Reproduce all the entries precisely.

Records:

* * * * *

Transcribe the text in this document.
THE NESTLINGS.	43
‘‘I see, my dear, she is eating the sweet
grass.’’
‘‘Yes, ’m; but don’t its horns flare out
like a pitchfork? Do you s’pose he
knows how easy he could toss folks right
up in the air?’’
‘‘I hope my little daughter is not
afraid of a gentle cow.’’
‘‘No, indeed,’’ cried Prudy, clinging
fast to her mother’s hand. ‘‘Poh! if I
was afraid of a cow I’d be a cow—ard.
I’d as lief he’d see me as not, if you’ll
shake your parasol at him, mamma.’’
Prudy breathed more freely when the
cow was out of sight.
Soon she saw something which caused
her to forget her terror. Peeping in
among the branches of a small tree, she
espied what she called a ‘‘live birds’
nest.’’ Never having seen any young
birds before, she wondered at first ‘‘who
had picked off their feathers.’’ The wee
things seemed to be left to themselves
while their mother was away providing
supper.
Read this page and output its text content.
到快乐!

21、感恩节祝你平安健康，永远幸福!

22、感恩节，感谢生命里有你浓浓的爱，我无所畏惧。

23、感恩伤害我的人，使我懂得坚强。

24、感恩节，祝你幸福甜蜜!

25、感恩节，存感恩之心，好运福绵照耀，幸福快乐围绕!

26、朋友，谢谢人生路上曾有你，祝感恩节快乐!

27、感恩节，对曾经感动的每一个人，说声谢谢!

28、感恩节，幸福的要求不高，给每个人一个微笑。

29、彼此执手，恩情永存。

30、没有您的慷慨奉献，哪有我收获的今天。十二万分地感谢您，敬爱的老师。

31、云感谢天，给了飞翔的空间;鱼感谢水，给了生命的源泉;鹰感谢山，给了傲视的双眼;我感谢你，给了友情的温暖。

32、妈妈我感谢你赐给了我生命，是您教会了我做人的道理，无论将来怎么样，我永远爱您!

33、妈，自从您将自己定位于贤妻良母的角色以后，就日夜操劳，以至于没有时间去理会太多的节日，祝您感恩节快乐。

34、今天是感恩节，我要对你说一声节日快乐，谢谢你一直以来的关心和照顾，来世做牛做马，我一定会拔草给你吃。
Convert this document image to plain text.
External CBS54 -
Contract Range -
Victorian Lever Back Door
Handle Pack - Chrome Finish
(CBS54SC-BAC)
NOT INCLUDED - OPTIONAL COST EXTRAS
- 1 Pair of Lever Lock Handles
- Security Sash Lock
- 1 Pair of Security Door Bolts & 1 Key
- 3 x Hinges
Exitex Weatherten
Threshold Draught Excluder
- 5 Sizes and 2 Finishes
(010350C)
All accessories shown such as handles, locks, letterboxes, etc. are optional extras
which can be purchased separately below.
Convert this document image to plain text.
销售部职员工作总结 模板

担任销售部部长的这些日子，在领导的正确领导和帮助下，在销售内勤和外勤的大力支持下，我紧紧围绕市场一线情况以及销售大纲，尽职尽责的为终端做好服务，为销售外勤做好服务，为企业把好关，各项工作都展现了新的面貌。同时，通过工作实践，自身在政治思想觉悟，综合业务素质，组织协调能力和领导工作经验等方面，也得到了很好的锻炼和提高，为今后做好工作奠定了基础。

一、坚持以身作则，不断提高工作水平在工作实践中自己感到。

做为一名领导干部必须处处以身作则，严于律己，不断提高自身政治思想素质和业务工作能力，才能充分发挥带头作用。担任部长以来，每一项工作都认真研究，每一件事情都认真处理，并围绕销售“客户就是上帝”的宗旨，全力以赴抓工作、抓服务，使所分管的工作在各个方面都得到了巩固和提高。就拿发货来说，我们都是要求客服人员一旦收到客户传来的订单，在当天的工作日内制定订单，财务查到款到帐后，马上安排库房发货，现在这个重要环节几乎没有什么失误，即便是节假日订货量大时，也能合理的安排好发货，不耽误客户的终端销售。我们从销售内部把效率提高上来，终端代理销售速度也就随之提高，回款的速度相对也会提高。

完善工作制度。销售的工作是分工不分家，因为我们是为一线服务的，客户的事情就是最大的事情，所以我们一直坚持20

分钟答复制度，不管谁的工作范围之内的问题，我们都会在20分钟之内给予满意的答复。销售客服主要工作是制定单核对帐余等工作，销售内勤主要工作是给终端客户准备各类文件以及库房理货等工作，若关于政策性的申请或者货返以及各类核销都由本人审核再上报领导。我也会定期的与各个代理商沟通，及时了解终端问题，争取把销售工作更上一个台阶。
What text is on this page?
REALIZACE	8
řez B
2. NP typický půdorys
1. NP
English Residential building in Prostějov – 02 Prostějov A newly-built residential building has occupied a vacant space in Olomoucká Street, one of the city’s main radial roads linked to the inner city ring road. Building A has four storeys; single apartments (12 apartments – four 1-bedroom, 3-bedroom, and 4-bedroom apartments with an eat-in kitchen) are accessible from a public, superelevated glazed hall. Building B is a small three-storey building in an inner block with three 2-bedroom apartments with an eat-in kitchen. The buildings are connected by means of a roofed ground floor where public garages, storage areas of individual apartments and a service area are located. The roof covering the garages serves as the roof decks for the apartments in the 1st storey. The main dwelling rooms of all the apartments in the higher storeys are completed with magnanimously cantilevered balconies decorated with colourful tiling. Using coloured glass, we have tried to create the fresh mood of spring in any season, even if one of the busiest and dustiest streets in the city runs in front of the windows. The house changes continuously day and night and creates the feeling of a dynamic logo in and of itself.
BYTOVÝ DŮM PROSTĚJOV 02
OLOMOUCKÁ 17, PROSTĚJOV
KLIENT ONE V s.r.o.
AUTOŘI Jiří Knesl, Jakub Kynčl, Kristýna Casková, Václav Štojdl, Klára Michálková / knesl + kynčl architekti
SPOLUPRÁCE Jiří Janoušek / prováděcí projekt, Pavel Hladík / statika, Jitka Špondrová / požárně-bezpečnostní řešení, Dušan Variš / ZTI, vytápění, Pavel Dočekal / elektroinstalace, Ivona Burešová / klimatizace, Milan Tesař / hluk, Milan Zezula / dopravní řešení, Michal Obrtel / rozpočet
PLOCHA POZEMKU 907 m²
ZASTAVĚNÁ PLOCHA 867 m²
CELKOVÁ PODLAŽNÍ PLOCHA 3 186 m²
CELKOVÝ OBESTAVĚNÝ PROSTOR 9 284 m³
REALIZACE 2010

* * * * *

Solution to this exercise:
Transcribe the text in this document.
THE NESTLINGS.	43
‘‘I see, my dear, she is eating the sweet
grass.’’
‘‘Yes, ’m; but don’t its horns flare out
like a pitchfork? Do you s’pose he
knows how easy he could toss folks right
up in the air?’’
‘‘I hope my little daughter is not
afraid of a gentle cow.’’
‘‘No, indeed,’’ cried Prudy, clinging
fast to her mother’s hand. ‘‘Poh! if I
was afraid of a cow I’d be a cow—ard.
I’d as lief he’d see me as not, if you’ll
shake your parasol at him, mamma.’’
Prudy breathed more freely when the
cow was out of sight.
Soon she saw something which caused
her to forget her terror. Peeping in
among the branches of a small tree, she
espied what she called a ‘‘live birds’
nest.’’ Never having seen any young
birds before, she wondered at first ‘‘who
had picked off their feathers.’’ The wee
things seemed to be left to themselves
while their mother was away providing
supper.
Read this page and output its text content.
到快乐!

21、感恩节祝你平安健康，永远幸福!

22、感恩节，感谢生命里有你浓浓的爱，我无所畏惧。

23、感恩伤害我的人，使我懂得坚强。

24、感恩节，祝你幸福甜蜜!

25、感恩节，存感恩之心，好运福绵照耀，幸福快乐围绕!

26、朋友，谢谢人生路上曾有你，祝感恩节快乐!

27、感恩节，对曾经感动的每一个人，说声谢谢!

28、感恩节，幸福的要求不高，给每个人一个微笑。

29、彼此执手，恩情永存。

30、没有您的慷慨奉献，哪有我收获的今天。十二万分地感谢您，敬爱的老师。

31、云感谢天，给了飞翔的空间;鱼感谢水，给了生命的源泉;鹰感谢山，给了傲视的双眼;我感谢你，给了友情的温暖。

32、妈妈我感谢你赐给了我生命，是您教会了我做人的道理，无论将来怎么样，我永远爱您!

33、妈，自从您将自己定位于贤妻良母的角色以后，就日夜操劳，以至于没有时间去理会太多的节日，祝您感恩节快乐。

34、今天是感恩节，我要对你说一声节日快乐，谢谢你一直以来的关心和照顾，来世做牛做马，我一定会拔草给你吃。
Convert this document image to plain text.
External CBS54 -
Contract Range -
Victorian Lever Back Door
Handle Pack - Chrome Finish
(CBS54SC-BAC)
NOT INCLUDED - OPTIONAL COST EXTRAS
- 1 Pair of Lever Lock Handles
- Security Sash Lock
- 1 Pair of Security Door Bolts & 1 Key
- 3 x Hinges
Exitex Weatherten
Threshold Draught Excluder
- 5 Sizes and 2 Finishes
(010350C)
All accessories shown such as handles, locks, letterboxes, etc. are optional extras
which can be purchased separately below.
Convert this document image to plain text.
销售部职员工作总结 模板

担任销售部部长的这些日子，在领导的正确领导和帮助下，在销售内勤和外勤的大力支持下，我紧紧围绕市场一线情况以及销售大纲，尽职尽责的为终端做好服务，为销售外勤做好服务，为企业把好关，各项工作都展现了新的面貌。同时，通过工作实践，自身在政治思想觉悟，综合业务素质，组织协调能力和领导工作经验等方面，也得到了很好的锻炼和提高，为今后做好工作奠定了基础。

一、坚持以身作则，不断提高工作水平在工作实践中自己感到。

做为一名领导干部必须处处以身作则，严于律己，不断提高自身政治思想素质和业务工作能力，才能充分发挥带头作用。担任部长以来，每一项工作都认真研究，每一件事情都认真处理，并围绕销售“客户就是上帝”的宗旨，全力以赴抓工作、抓服务，使所分管的工作在各个方面都得到了巩固和提高。就拿发货来说，我们都是要求客服人员一旦收到客户传来的订单，在当天的工作日内制定订单，财务查到款到帐后，马上安排库房发货，现在这个重要环节几乎没有什么失误，即便是节假日订货量大时，也能合理的安排好发货，不耽误客户的终端销售。我们从销售内部把效率提高上来，终端代理销售速度也就随之提高，回款的速度相对也会提高。

完善工作制度。销售的工作是分工不分家，因为我们是为一线服务的，客户的事情就是最大的事情，所以我们一直坚持20

分钟答复制度，不管谁的工作范围之内的问题，我们都会在20分钟之内给予满意的答复。销售客服主要工作是制定单核对帐余等工作，销售内勤主要工作是给终端客户准备各类文件以及库房理货等工作，若关于政策性的申请或者货返以及各类核销都由本人审核再上报领导。我也会定期的与各个代理商沟通，及时了解终端问题，争取把销售工作更上一个台阶。
What text is on this page?
REALIZACE	8
řez B
2. NP typický půdorys
1. NP
English Residential building in Prostějov – 02 Prostějov A newly-built residential building has occupied a vacant space in Olomoucká Street, one of the city’s main radial roads linked to the inner city ring road. Building A has four storeys; single apartments (12 apartments – four 1-bedroom, 3-bedroom, and 4-bedroom apartments with an eat-in kitchen) are accessible from a public, superelevated glazed hall. Building B is a small three-storey building in an inner block with three 2-bedroom apartments with an eat-in kitchen. The buildings are connected by means of a roofed ground floor where public garages, storage areas of individual apartments and a service area are located. The roof covering the garages serves as the roof decks for the apartments in the 1st storey. The main dwelling rooms of all the apartments in the higher storeys are completed with magnanimously cantilevered balconies decorated with colourful tiling. Using coloured glass, we have tried to create the fresh mood of spring in any season, even if one of the busiest and dustiest streets in the city runs in front of the windows. The house changes continuously day and night and creates the feeling of a dynamic logo in and of itself.
BYTOVÝ DŮM PROSTĚJOV 02
OLOMOUCKÁ 17, PROSTĚJOV
KLIENT ONE V s.r.o.
AUTOŘI Jiří Knesl, Jakub Kynčl, Kristýna Casková, Václav Štojdl, Klára Michálková / knesl + kynčl architekti
SPOLUPRÁCE Jiří Janoušek / prováděcí projekt, Pavel Hladík / statika, Jitka Špondrová / požárně-bezpečnostní řešení, Dušan Variš / ZTI, vytápění, Pavel Dočekal / elektroinstalace, Ivona Burešová / klimatizace, Milan Tesař / hluk, Milan Zezula / dopravní řešení, Michal Obrtel / rozpočet
PLOCHA POZEMKU 907 m²
ZASTAVĚNÁ PLOCHA 867 m²
CELKOVÁ PODLAŽNÍ PLOCHA 3 186 m²
CELKOVÝ OBESTAVĚNÝ PROSTOR 9 284 m³
REALIZACE 2010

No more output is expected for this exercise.